::: Records :::

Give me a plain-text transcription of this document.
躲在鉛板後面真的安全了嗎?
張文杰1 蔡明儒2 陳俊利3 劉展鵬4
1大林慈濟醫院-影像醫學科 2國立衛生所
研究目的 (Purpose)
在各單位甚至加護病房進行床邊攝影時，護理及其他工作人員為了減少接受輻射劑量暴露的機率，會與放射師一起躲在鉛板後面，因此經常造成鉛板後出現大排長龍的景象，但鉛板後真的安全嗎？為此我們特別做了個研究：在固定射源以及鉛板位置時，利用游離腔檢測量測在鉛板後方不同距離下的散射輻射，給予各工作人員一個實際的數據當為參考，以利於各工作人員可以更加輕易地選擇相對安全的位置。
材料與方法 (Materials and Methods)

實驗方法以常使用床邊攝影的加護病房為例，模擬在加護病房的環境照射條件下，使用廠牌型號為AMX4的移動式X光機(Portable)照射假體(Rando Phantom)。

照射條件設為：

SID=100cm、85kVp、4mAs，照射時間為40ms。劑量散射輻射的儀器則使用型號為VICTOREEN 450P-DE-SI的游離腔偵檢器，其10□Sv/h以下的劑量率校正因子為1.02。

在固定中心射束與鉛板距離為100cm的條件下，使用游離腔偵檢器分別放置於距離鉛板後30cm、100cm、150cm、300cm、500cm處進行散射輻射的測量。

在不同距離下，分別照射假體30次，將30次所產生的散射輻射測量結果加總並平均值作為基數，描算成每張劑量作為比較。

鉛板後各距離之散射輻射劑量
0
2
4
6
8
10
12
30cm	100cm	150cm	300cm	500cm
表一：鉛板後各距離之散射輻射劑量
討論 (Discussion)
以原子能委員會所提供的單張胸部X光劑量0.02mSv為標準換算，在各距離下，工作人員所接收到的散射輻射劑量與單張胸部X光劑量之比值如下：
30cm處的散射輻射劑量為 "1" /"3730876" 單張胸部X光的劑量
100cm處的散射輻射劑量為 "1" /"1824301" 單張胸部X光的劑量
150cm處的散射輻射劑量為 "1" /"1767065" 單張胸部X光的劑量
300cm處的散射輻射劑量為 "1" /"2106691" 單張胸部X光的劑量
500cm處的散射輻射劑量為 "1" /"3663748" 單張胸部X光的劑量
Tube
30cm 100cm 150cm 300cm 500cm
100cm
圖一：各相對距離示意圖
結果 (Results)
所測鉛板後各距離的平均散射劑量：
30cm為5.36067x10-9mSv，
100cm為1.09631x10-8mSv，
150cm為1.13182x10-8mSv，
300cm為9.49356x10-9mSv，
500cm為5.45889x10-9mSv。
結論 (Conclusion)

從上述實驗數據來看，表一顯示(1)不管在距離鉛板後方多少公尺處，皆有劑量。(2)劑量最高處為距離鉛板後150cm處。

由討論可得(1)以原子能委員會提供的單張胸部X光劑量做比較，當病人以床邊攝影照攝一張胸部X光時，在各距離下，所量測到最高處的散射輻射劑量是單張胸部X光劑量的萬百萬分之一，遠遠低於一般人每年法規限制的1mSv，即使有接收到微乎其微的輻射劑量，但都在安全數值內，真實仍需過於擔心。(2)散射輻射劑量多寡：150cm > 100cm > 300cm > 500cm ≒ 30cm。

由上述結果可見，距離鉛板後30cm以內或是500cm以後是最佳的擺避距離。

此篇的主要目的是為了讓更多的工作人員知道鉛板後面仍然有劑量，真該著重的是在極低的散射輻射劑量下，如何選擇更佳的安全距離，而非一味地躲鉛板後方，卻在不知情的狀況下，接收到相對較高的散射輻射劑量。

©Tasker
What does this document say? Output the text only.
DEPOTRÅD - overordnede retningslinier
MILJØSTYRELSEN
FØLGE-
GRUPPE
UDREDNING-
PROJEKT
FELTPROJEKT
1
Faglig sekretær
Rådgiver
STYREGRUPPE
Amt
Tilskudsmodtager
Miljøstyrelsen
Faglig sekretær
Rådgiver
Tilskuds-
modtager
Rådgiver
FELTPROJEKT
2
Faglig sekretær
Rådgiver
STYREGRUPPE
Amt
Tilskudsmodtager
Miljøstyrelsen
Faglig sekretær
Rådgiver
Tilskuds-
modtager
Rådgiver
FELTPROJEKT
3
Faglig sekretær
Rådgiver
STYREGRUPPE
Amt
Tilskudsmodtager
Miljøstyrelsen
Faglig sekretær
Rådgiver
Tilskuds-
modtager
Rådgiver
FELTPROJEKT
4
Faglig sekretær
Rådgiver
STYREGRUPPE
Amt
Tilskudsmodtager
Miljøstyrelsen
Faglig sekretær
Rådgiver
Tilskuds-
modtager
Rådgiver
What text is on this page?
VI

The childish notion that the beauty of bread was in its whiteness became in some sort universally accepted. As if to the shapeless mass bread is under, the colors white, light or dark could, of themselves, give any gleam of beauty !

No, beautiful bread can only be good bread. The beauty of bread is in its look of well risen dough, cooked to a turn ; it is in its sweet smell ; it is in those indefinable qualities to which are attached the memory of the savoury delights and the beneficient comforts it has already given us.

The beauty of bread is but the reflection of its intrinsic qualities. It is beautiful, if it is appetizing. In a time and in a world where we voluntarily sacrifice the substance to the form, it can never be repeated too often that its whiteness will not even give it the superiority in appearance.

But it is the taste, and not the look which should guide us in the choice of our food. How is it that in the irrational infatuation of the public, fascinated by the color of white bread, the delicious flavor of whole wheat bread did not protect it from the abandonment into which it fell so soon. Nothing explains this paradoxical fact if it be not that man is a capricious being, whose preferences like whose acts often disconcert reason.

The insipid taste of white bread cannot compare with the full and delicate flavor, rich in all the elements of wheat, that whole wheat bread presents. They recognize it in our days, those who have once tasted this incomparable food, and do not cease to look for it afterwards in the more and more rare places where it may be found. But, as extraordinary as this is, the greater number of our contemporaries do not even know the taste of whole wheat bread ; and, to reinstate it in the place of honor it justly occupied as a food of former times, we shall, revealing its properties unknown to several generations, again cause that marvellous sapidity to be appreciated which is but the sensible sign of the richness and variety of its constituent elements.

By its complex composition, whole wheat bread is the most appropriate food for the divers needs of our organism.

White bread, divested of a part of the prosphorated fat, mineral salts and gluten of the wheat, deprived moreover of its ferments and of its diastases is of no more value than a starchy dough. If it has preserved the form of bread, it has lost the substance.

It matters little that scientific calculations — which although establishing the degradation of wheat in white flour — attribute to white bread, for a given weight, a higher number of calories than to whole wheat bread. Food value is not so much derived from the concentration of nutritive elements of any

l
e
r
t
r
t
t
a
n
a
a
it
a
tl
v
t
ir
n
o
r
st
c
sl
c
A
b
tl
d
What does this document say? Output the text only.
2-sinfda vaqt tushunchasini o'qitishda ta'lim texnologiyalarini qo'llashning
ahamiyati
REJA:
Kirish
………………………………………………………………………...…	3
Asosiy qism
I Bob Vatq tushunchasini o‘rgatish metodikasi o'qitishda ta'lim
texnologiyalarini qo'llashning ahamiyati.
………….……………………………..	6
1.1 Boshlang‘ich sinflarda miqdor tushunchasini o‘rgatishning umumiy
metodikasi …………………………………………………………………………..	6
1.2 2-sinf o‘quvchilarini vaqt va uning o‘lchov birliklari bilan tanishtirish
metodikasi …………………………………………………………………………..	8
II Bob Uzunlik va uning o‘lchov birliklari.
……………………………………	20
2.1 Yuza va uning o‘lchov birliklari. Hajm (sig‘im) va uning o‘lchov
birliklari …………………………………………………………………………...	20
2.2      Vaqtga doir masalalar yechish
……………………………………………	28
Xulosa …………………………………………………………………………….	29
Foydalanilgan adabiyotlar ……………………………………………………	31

:::

● To be done: Copy out the full set of records precisely, leaving nothing out.

● Result for this exercise:
Give me a plain-text transcription of this document.
躲在鉛板後面真的安全了嗎?
張文杰1 蔡明儒2 陳俊利3 劉展鵬4
1大林慈濟醫院-影像醫學科 2國立衛生所
研究目的 (Purpose)
在各單位甚至加護病房進行床邊攝影時，護理及其他工作人員為了減少接受輻射劑量暴露的機率，會與放射師一起躲在鉛板後面，因此經常造成鉛板後出現大排長龍的景象，但鉛板後真的安全嗎？為此我們特別做了個研究：在固定射源以及鉛板位置時，利用游離腔檢測量測在鉛板後方不同距離下的散射輻射，給予各工作人員一個實際的數據當為參考，以利於各工作人員可以更加輕易地選擇相對安全的位置。
材料與方法 (Materials and Methods)

實驗方法以常使用床邊攝影的加護病房為例，模擬在加護病房的環境照射條件下，使用廠牌型號為AMX4的移動式X光機(Portable)照射假體(Rando Phantom)。

照射條件設為：

SID=100cm、85kVp、4mAs，照射時間為40ms。劑量散射輻射的儀器則使用型號為VICTOREEN 450P-DE-SI的游離腔偵檢器，其10□Sv/h以下的劑量率校正因子為1.02。

在固定中心射束與鉛板距離為100cm的條件下，使用游離腔偵檢器分別放置於距離鉛板後30cm、100cm、150cm、300cm、500cm處進行散射輻射的測量。

在不同距離下，分別照射假體30次，將30次所產生的散射輻射測量結果加總並平均值作為基數，描算成每張劑量作為比較。

鉛板後各距離之散射輻射劑量
0
2
4
6
8
10
12
30cm	100cm	150cm	300cm	500cm
表一：鉛板後各距離之散射輻射劑量
討論 (Discussion)
以原子能委員會所提供的單張胸部X光劑量0.02mSv為標準換算，在各距離下，工作人員所接收到的散射輻射劑量與單張胸部X光劑量之比值如下：
30cm處的散射輻射劑量為 "1" /"3730876" 單張胸部X光的劑量
100cm處的散射輻射劑量為 "1" /"1824301" 單張胸部X光的劑量
150cm處的散射輻射劑量為 "1" /"1767065" 單張胸部X光的劑量
300cm處的散射輻射劑量為 "1" /"2106691" 單張胸部X光的劑量
500cm處的散射輻射劑量為 "1" /"3663748" 單張胸部X光的劑量
Tube
30cm 100cm 150cm 300cm 500cm
100cm
圖一：各相對距離示意圖
結果 (Results)
所測鉛板後各距離的平均散射劑量：
30cm為5.36067x10-9mSv，
100cm為1.09631x10-8mSv，
150cm為1.13182x10-8mSv，
300cm為9.49356x10-9mSv，
500cm為5.45889x10-9mSv。
結論 (Conclusion)

從上述實驗數據來看，表一顯示(1)不管在距離鉛板後方多少公尺處，皆有劑量。(2)劑量最高處為距離鉛板後150cm處。

由討論可得(1)以原子能委員會提供的單張胸部X光劑量做比較，當病人以床邊攝影照攝一張胸部X光時，在各距離下，所量測到最高處的散射輻射劑量是單張胸部X光劑量的萬百萬分之一，遠遠低於一般人每年法規限制的1mSv，即使有接收到微乎其微的輻射劑量，但都在安全數值內，真實仍需過於擔心。(2)散射輻射劑量多寡：150cm > 100cm > 300cm > 500cm ≒ 30cm。

由上述結果可見，距離鉛板後30cm以內或是500cm以後是最佳的擺避距離。

此篇的主要目的是為了讓更多的工作人員知道鉛板後面仍然有劑量，真該著重的是在極低的散射輻射劑量下，如何選擇更佳的安全距離，而非一味地躲鉛板後方，卻在不知情的狀況下，接收到相對較高的散射輻射劑量。

©Tasker
What does this document say? Output the text only.
DEPOTRÅD - overordnede retningslinier
MILJØSTYRELSEN
FØLGE-
GRUPPE
UDREDNING-
PROJEKT
FELTPROJEKT
1
Faglig sekretær
Rådgiver
STYREGRUPPE
Amt
Tilskudsmodtager
Miljøstyrelsen
Faglig sekretær
Rådgiver
Tilskuds-
modtager
Rådgiver
FELTPROJEKT
2
Faglig sekretær
Rådgiver
STYREGRUPPE
Amt
Tilskudsmodtager
Miljøstyrelsen
Faglig sekretær
Rådgiver
Tilskuds-
modtager
Rådgiver
FELTPROJEKT
3
Faglig sekretær
Rådgiver
STYREGRUPPE
Amt
Tilskudsmodtager
Miljøstyrelsen
Faglig sekretær
Rådgiver
Tilskuds-
modtager
Rådgiver
FELTPROJEKT
4
Faglig sekretær
Rådgiver
STYREGRUPPE
Amt
Tilskudsmodtager
Miljøstyrelsen
Faglig sekretær
Rådgiver
Tilskuds-
modtager
Rådgiver
What text is on this page?
VI

The childish notion that the beauty of bread was in its whiteness became in some sort universally accepted. As if to the shapeless mass bread is under, the colors white, light or dark could, of themselves, give any gleam of beauty !

No, beautiful bread can only be good bread. The beauty of bread is in its look of well risen dough, cooked to a turn ; it is in its sweet smell ; it is in those indefinable qualities to which are attached the memory of the savoury delights and the beneficient comforts it has already given us.

The beauty of bread is but the reflection of its intrinsic qualities. It is beautiful, if it is appetizing. In a time and in a world where we voluntarily sacrifice the substance to the form, it can never be repeated too often that its whiteness will not even give it the superiority in appearance.

But it is the taste, and not the look which should guide us in the choice of our food. How is it that in the irrational infatuation of the public, fascinated by the color of white bread, the delicious flavor of whole wheat bread did not protect it from the abandonment into which it fell so soon. Nothing explains this paradoxical fact if it be not that man is a capricious being, whose preferences like whose acts often disconcert reason.

The insipid taste of white bread cannot compare with the full and delicate flavor, rich in all the elements of wheat, that whole wheat bread presents. They recognize it in our days, those who have once tasted this incomparable food, and do not cease to look for it afterwards in the more and more rare places where it may be found. But, as extraordinary as this is, the greater number of our contemporaries do not even know the taste of whole wheat bread ; and, to reinstate it in the place of honor it justly occupied as a food of former times, we shall, revealing its properties unknown to several generations, again cause that marvellous sapidity to be appreciated which is but the sensible sign of the richness and variety of its constituent elements.

By its complex composition, whole wheat bread is the most appropriate food for the divers needs of our organism.

White bread, divested of a part of the prosphorated fat, mineral salts and gluten of the wheat, deprived moreover of its ferments and of its diastases is of no more value than a starchy dough. If it has preserved the form of bread, it has lost the substance.

It matters little that scientific calculations — which although establishing the degradation of wheat in white flour — attribute to white bread, for a given weight, a higher number of calories than to whole wheat bread. Food value is not so much derived from the concentration of nutritive elements of any

l
e
r
t
r
t
t
a
n
a
a
it
a
tl
v
t
ir
n
o
r
st
c
sl
c
A
b
tl
d
What does this document say? Output the text only.
2-sinfda vaqt tushunchasini o'qitishda ta'lim texnologiyalarini qo'llashning
ahamiyati
REJA:
Kirish
………………………………………………………………………...…	3
Asosiy qism
I Bob Vatq tushunchasini o‘rgatish metodikasi o'qitishda ta'lim
texnologiyalarini qo'llashning ahamiyati.
………….……………………………..	6
1.1 Boshlang‘ich sinflarda miqdor tushunchasini o‘rgatishning umumiy
metodikasi …………………………………………………………………………..	6
1.2 2-sinf o‘quvchilarini vaqt va uning o‘lchov birliklari bilan tanishtirish
metodikasi …………………………………………………………………………..	8
II Bob Uzunlik va uning o‘lchov birliklari.
……………………………………	20
2.1 Yuza va uning o‘lchov birliklari. Hajm (sig‘im) va uning o‘lchov
birliklari …………………………………………………………………………...	20
2.2      Vaqtga doir masalalar yechish
……………………………………………	28
Xulosa …………………………………………………………………………….	29
Foydalanilgan adabiyotlar ……………………………………………………	31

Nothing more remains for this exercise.